TASK INSTRUCTIONS >> Note each line that includes the word "Hurun". Copy those lines.
# START OF ENTRIES
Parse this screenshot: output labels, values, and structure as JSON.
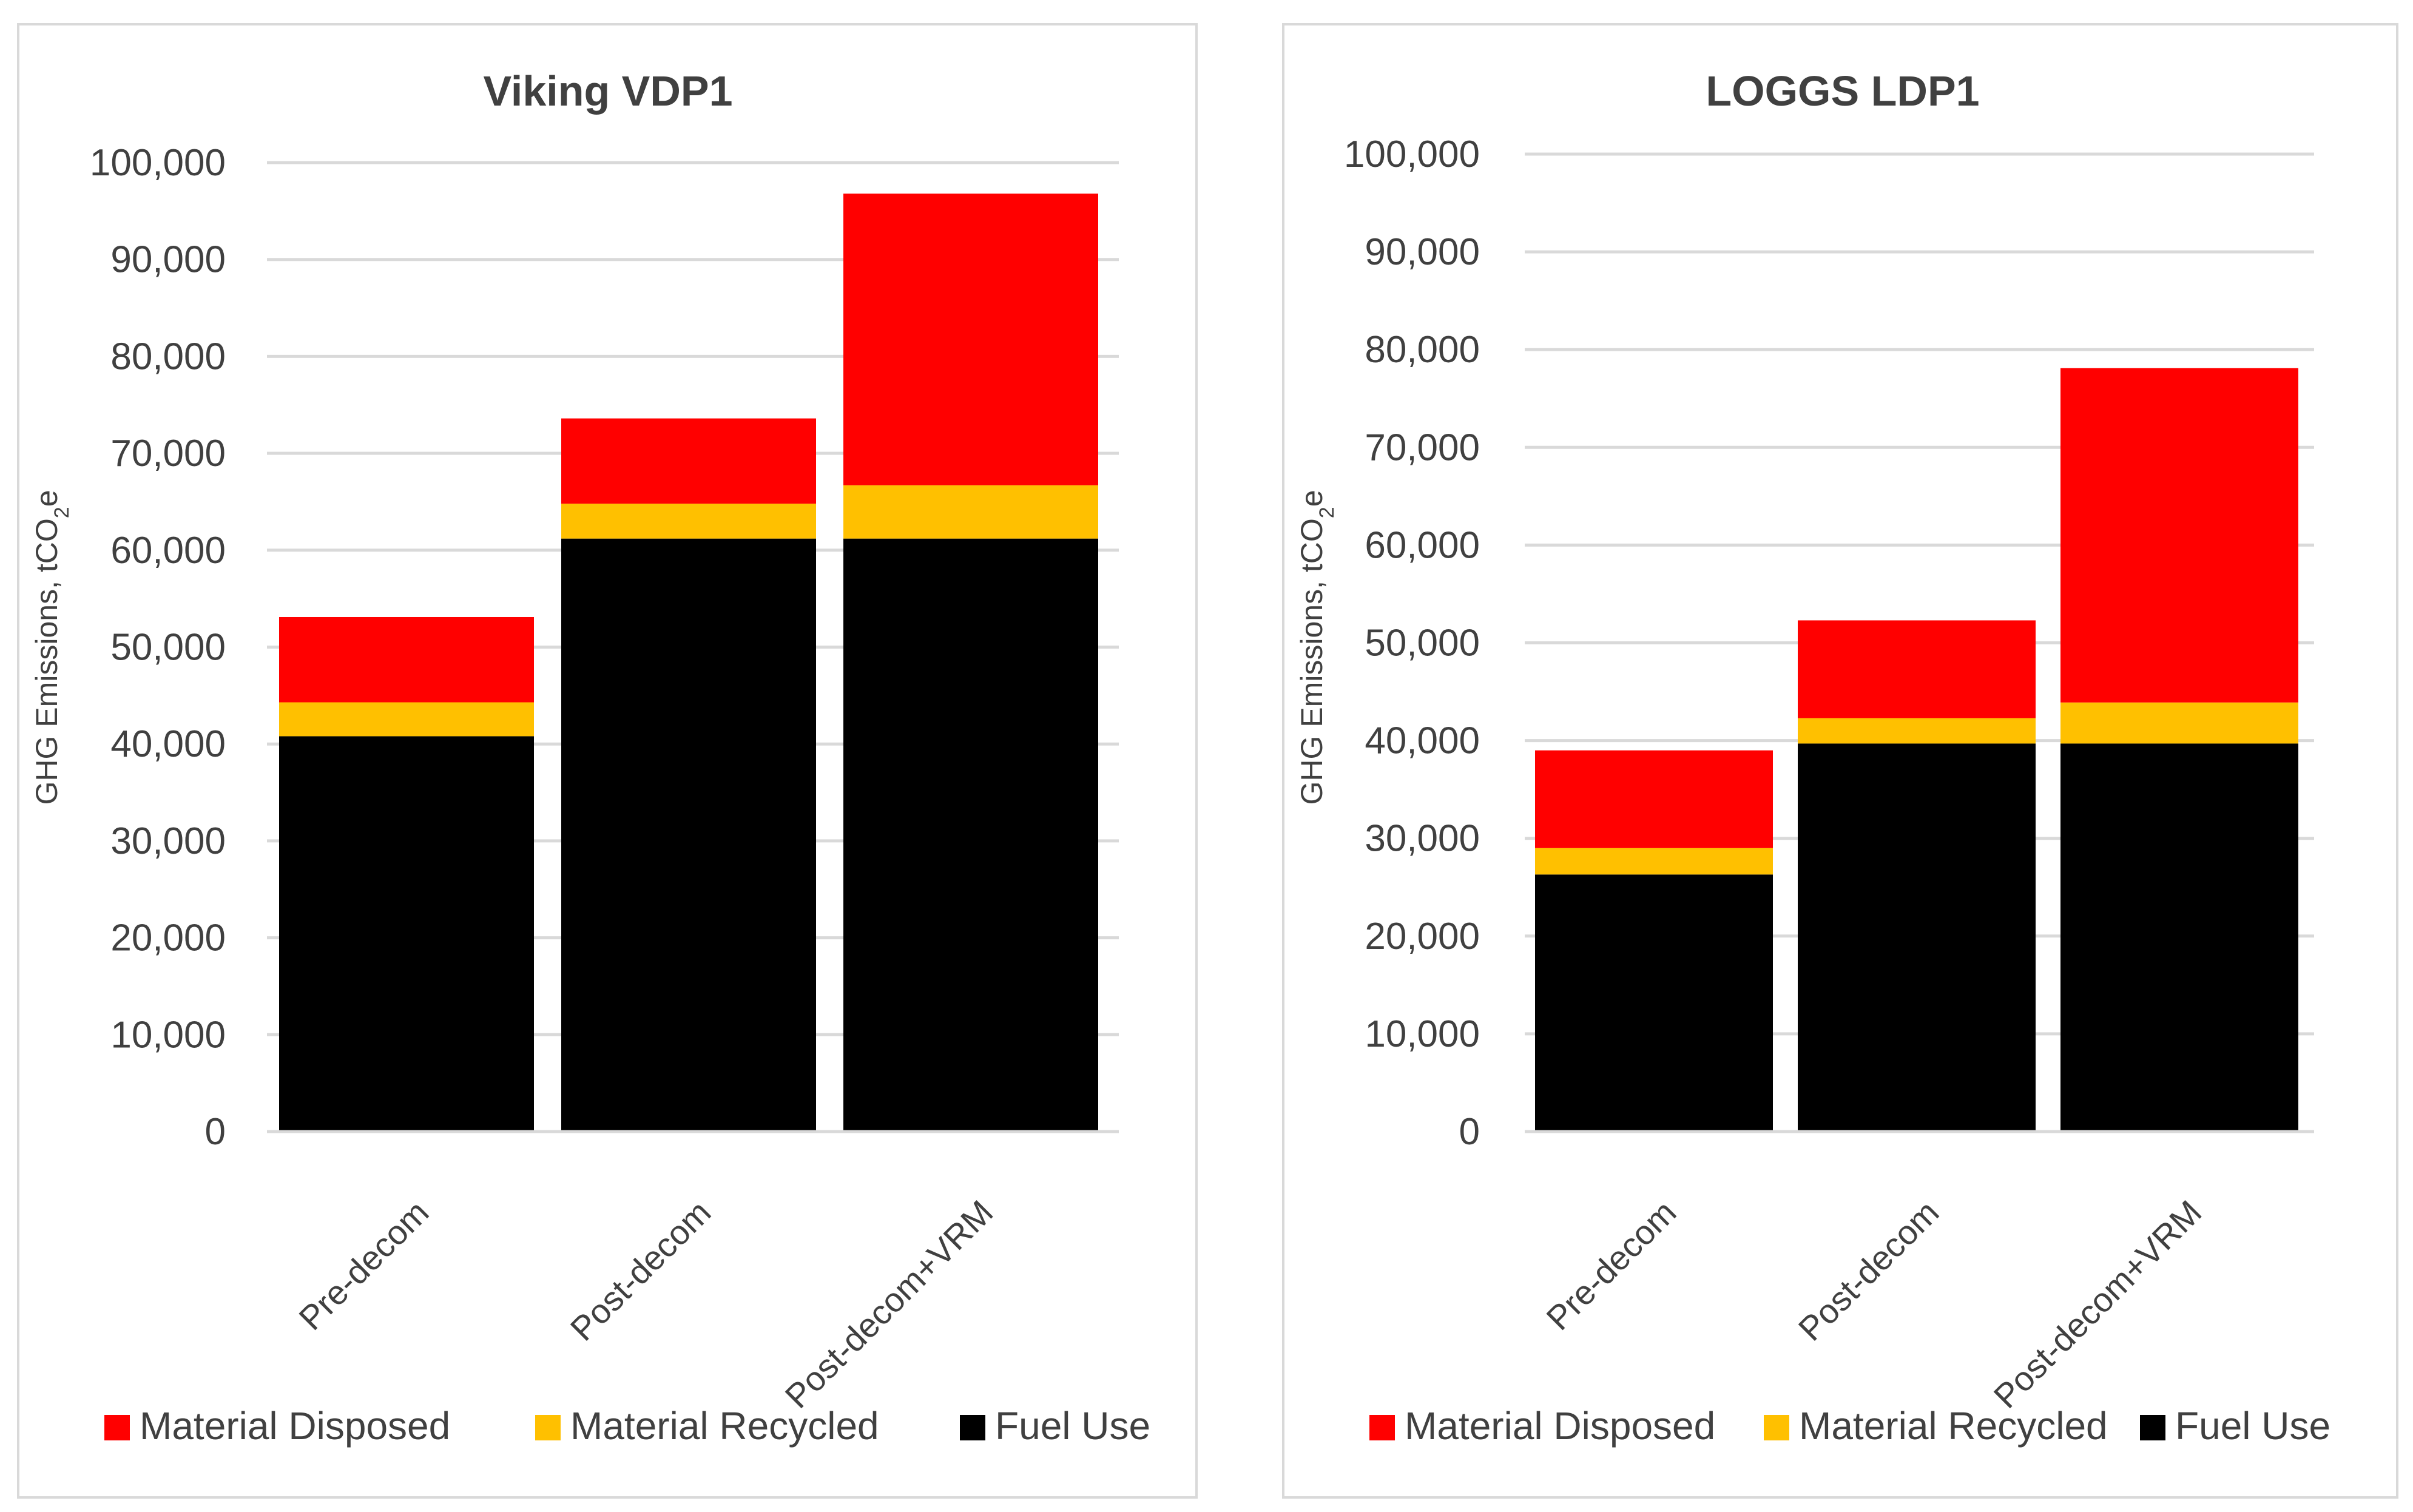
{
  "chart_data": [
    {
      "type": "bar",
      "stacked": true,
      "title": "Viking VDP1",
      "ylabel": "GHG Emissions, tCO2e",
      "ylabel_parts": [
        "GHG Emissions, tCO",
        "2",
        "e"
      ],
      "xlabel": "",
      "categories": [
        "Pre-decom",
        "Post-decom",
        "Post-decom+VRM"
      ],
      "ylim": [
        0,
        100000
      ],
      "yticks": [
        0,
        10000,
        20000,
        30000,
        40000,
        50000,
        60000,
        70000,
        80000,
        90000,
        100000
      ],
      "ytick_labels": [
        "0",
        "10,000",
        "20,000",
        "30,000",
        "40,000",
        "50,000",
        "60,000",
        "70,000",
        "80,000",
        "90,000",
        "100,000"
      ],
      "grid": true,
      "legend_position": "bottom",
      "series": [
        {
          "name": "Fuel Use",
          "color": "#000000",
          "values": [
            40800,
            61200,
            61200
          ]
        },
        {
          "name": "Material Recycled",
          "color": "#FFC000",
          "values": [
            3500,
            3600,
            5500
          ]
        },
        {
          "name": "Material Disposed",
          "color": "#FF0000",
          "values": [
            8800,
            8800,
            30100
          ]
        }
      ],
      "legend_order": [
        "Material Disposed",
        "Material Recycled",
        "Fuel Use"
      ]
    },
    {
      "type": "bar",
      "stacked": true,
      "title": "LOGGS LDP1",
      "ylabel": "GHG Emissions, tCO2e",
      "ylabel_parts": [
        "GHG Emissions, tCO",
        "2",
        "e"
      ],
      "xlabel": "",
      "categories": [
        "Pre-decom",
        "Post-decom",
        "Post-decom+VRM"
      ],
      "ylim": [
        0,
        100000
      ],
      "yticks": [
        0,
        10000,
        20000,
        30000,
        40000,
        50000,
        60000,
        70000,
        80000,
        90000,
        100000
      ],
      "ytick_labels": [
        "0",
        "10,000",
        "20,000",
        "30,000",
        "40,000",
        "50,000",
        "60,000",
        "70,000",
        "80,000",
        "90,000",
        "100,000"
      ],
      "grid": true,
      "legend_position": "bottom",
      "series": [
        {
          "name": "Fuel Use",
          "color": "#000000",
          "values": [
            26300,
            39700,
            39700
          ]
        },
        {
          "name": "Material Recycled",
          "color": "#FFC000",
          "values": [
            2700,
            2600,
            4200
          ]
        },
        {
          "name": "Material Disposed",
          "color": "#FF0000",
          "values": [
            10000,
            10000,
            34200
          ]
        }
      ],
      "legend_order": [
        "Material Disposed",
        "Material Recycled",
        "Fuel Use"
      ]
    }
  ],
  "colors": {
    "grid": "#d9d9d9",
    "text": "#404040",
    "panel_border": "#d9d9d9"
  }
}
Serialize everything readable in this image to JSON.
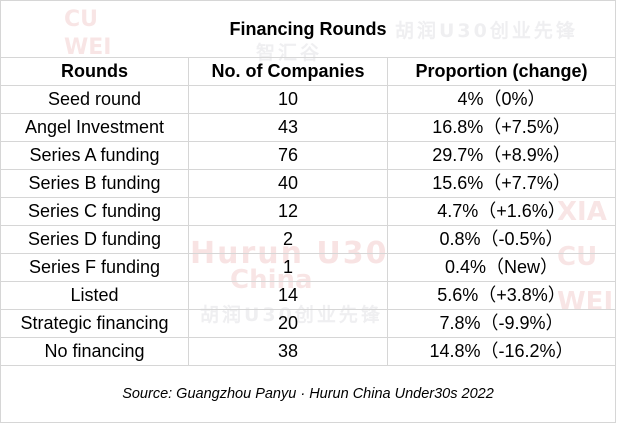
{
  "table": {
    "title": "Financing Rounds",
    "headers": [
      "Rounds",
      "No. of Companies",
      "Proportion (change)"
    ],
    "rows": [
      {
        "round": "Seed round",
        "companies": "10",
        "proportion": "4%（0%）"
      },
      {
        "round": "Angel Investment",
        "companies": "43",
        "proportion": "16.8%（+7.5%）"
      },
      {
        "round": "Series A funding",
        "companies": "76",
        "proportion": "29.7%（+8.9%）"
      },
      {
        "round": "Series B funding",
        "companies": "40",
        "proportion": "15.6%（+7.7%）"
      },
      {
        "round": "Series C funding",
        "companies": "12",
        "proportion": "4.7%（+1.6%）"
      },
      {
        "round": "Series D funding",
        "companies": "2",
        "proportion": "0.8%（-0.5%）"
      },
      {
        "round": "Series F funding",
        "companies": "1",
        "proportion": "0.4%（New）"
      },
      {
        "round": "Listed",
        "companies": "14",
        "proportion": "5.6%（+3.8%）"
      },
      {
        "round": "Strategic financing",
        "companies": "20",
        "proportion": "7.8%（-9.9%）"
      },
      {
        "round": "No financing",
        "companies": "38",
        "proportion": "14.8%（-16.2%）"
      }
    ],
    "source": "Source: Guangzhou Panyu · Hurun China Under30s 2022"
  },
  "watermark": {
    "text_en": "Hurun U30",
    "text_en2": "China",
    "text_cn": "胡润U30创业先锋",
    "text_cn_brand": "智汇谷",
    "color": "#c82828"
  }
}
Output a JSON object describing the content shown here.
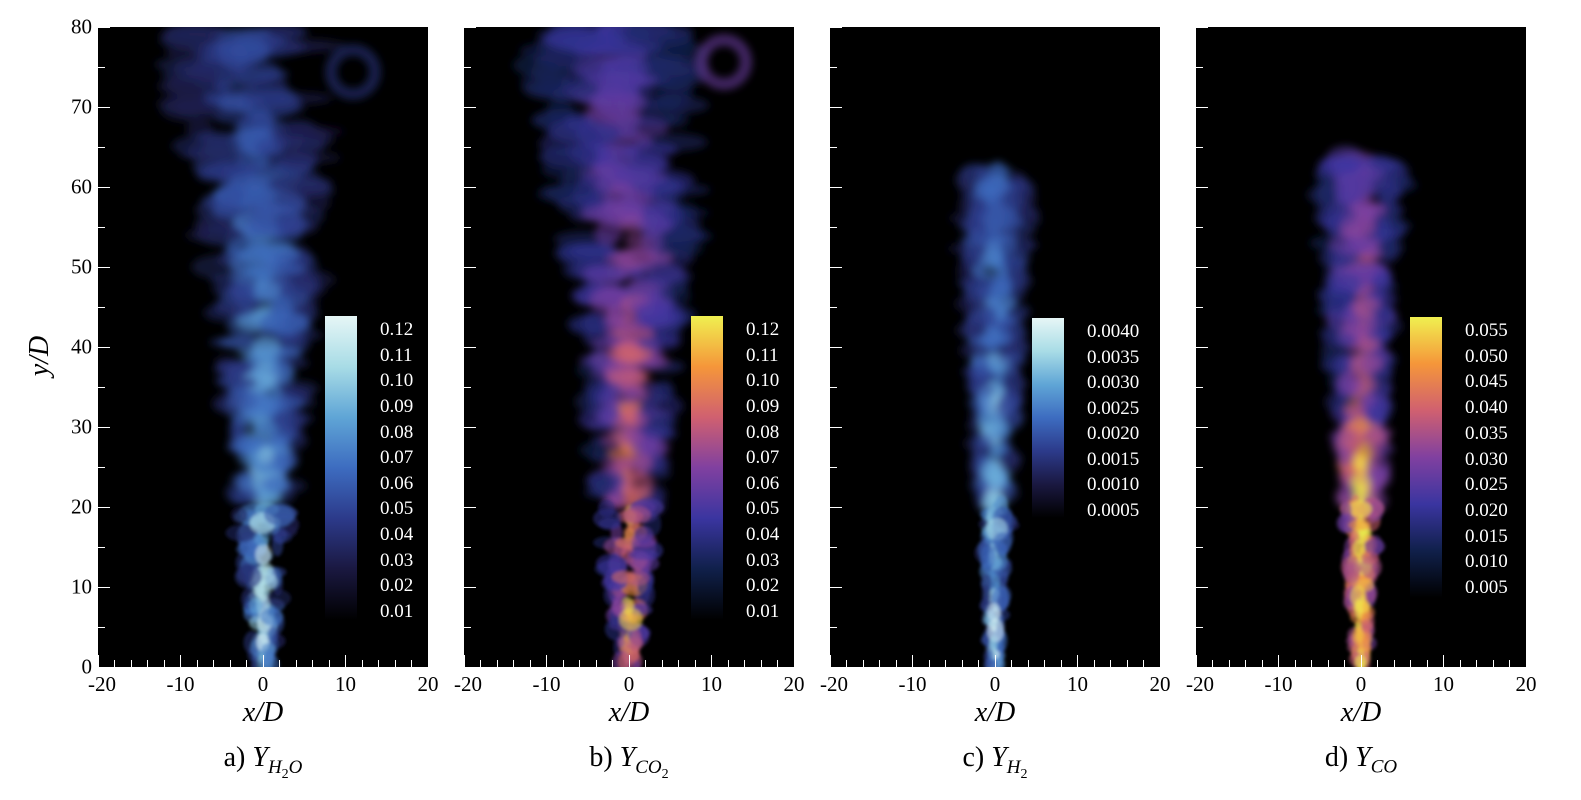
# END OF ENTRIES
SOLUTION BELOW >>
    "source": "Source: Guangzhou Panyu · Hurun China Under30s 2022"
    "text_en": "Hurun U30",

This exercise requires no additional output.